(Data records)
--- start ---

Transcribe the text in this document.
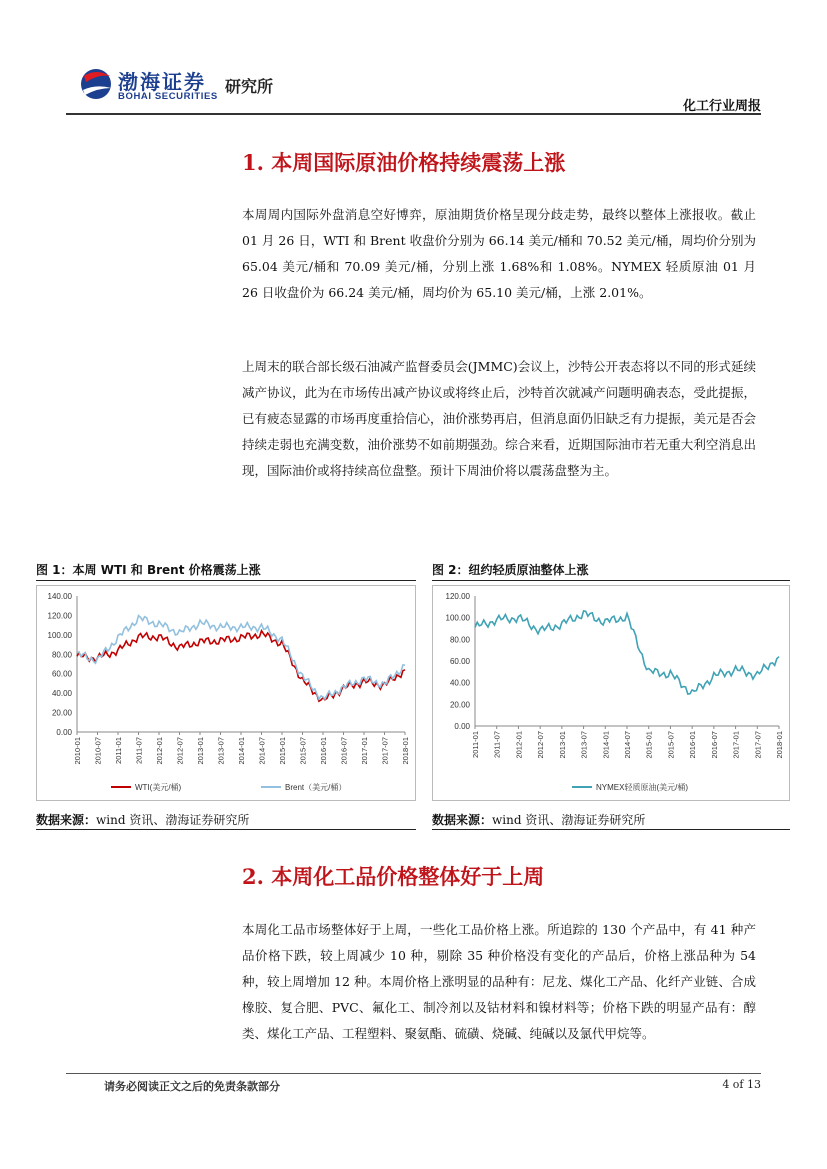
渤海证券
BOHAI SECURITIES
研究所
化工行业周报
1. 本周国际原油价格持续震荡上涨

本周周内国际外盘消息空好博弈，原油期货价格呈现分歧走势，最终以整体上涨报收。截止 01 月 26 日，WTI 和 Brent 收盘价分别为 66.14 美元/桶和 70.52 美元/桶，周均价分别为 65.04 美元/桶和 70.09 美元/桶，分别上涨 1.68%和 1.08%。NYMEX 轻质原油 01 月 26 日收盘价为 66.24 美元/桶，周均价为 65.10 美元/桶，上涨 2.01%。

上周末的联合部长级石油减产监督委员会(JMMC)会议上，沙特公开表态将以不同的形式延续减产协议，此为在市场传出减产协议或将终止后，沙特首次就减产问题明确表态，受此提振，已有疲态显露的市场再度重拾信心，油价涨势再启，但消息面仍旧缺乏有力提振，美元是否会持续走弱也充满变数，油价涨势不如前期强劲。综合来看，近期国际油市若无重大利空消息出现，国际油价或将持续高位盘整。预计下周油价将以震荡盘整为主。

图 1：本周 WTI 和 Brent 价格震荡上涨	图 2：纽约轻质原油整体上涨
0.00
20.00
40.00
60.00
80.00
100.00
120.00
140.00
2010-01 2010-07 2011-01 2011-07 2012-01 2012-07 2013-01 2013-07 2014-01 2014-07 2015-01 2015-07 2016-01 2016-07 2017-01 2017-07 2018-01
WTI(美元/桶)	Brent（美元/桶）
0.00
20.00
40.00
60.00
80.00
100.00
120.00
2011-01 2011-07 2012-01 2012-07 2013-01 2013-07 2014-01 2014-07 2015-01 2015-07 2016-01 2016-07 2017-01 2017-07 2018-01
NYMEX轻质原油(美元/桶)
数据来源：wind 资讯、渤海证券研究所	数据来源：wind 资讯、渤海证券研究所
2. 本周化工品价格整体好于上周

本周化工品市场整体好于上周，一些化工品价格上涨。所追踪的 130 个产品中，有 41 种产品价格下跌，较上周减少 10 种，剔除 35 种价格没有变化的产品后，价格上涨品种为 54 种，较上周增加 12 种。本周价格上涨明显的品种有：尼龙、煤化工产品、化纤产业链、合成橡胶、复合肥、PVC、氟化工、制冷剂以及钴材料和镍材料等；价格下跌的明显产品有：醇类、煤化工产品、工程塑料、聚氨酯、硫磺、烧碱、纯碱以及氯代甲烷等。

请务必阅读正文之后的免责条款部分	4 of 13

--- end ---

Transcribe the full listing above exactly as it stands, minus the pictures.

◆ **Output of the task**
Transcribe the text in this document.
渤海证券
BOHAI SECURITIES
研究所
化工行业周报
1. 本周国际原油价格持续震荡上涨

本周周内国际外盘消息空好博弈，原油期货价格呈现分歧走势，最终以整体上涨报收。截止 01 月 26 日，WTI 和 Brent 收盘价分别为 66.14 美元/桶和 70.52 美元/桶，周均价分别为 65.04 美元/桶和 70.09 美元/桶，分别上涨 1.68%和 1.08%。NYMEX 轻质原油 01 月 26 日收盘价为 66.24 美元/桶，周均价为 65.10 美元/桶，上涨 2.01%。

上周末的联合部长级石油减产监督委员会(JMMC)会议上，沙特公开表态将以不同的形式延续减产协议，此为在市场传出减产协议或将终止后，沙特首次就减产问题明确表态，受此提振，已有疲态显露的市场再度重拾信心，油价涨势再启，但消息面仍旧缺乏有力提振，美元是否会持续走弱也充满变数，油价涨势不如前期强劲。综合来看，近期国际油市若无重大利空消息出现，国际油价或将持续高位盘整。预计下周油价将以震荡盘整为主。

图 1：本周 WTI 和 Brent 价格震荡上涨	图 2：纽约轻质原油整体上涨
0.00
20.00
40.00
60.00
80.00
100.00
120.00
140.00
2010-01 2010-07 2011-01 2011-07 2012-01 2012-07 2013-01 2013-07 2014-01 2014-07 2015-01 2015-07 2016-01 2016-07 2017-01 2017-07 2018-01
WTI(美元/桶)	Brent（美元/桶）
0.00
20.00
40.00
60.00
80.00
100.00
120.00
2011-01 2011-07 2012-01 2012-07 2013-01 2013-07 2014-01 2014-07 2015-01 2015-07 2016-01 2016-07 2017-01 2017-07 2018-01
NYMEX轻质原油(美元/桶)
数据来源：wind 资讯、渤海证券研究所	数据来源：wind 资讯、渤海证券研究所
2. 本周化工品价格整体好于上周

本周化工品市场整体好于上周，一些化工品价格上涨。所追踪的 130 个产品中，有 41 种产品价格下跌，较上周减少 10 种，剔除 35 种价格没有变化的产品后，价格上涨品种为 54 种，较上周增加 12 种。本周价格上涨明显的品种有：尼龙、煤化工产品、化纤产业链、合成橡胶、复合肥、PVC、氟化工、制冷剂以及钴材料和镍材料等；价格下跌的明显产品有：醇类、煤化工产品、工程塑料、聚氨酯、硫磺、烧碱、纯碱以及氯代甲烷等。

请务必阅读正文之后的免责条款部分	4 of 13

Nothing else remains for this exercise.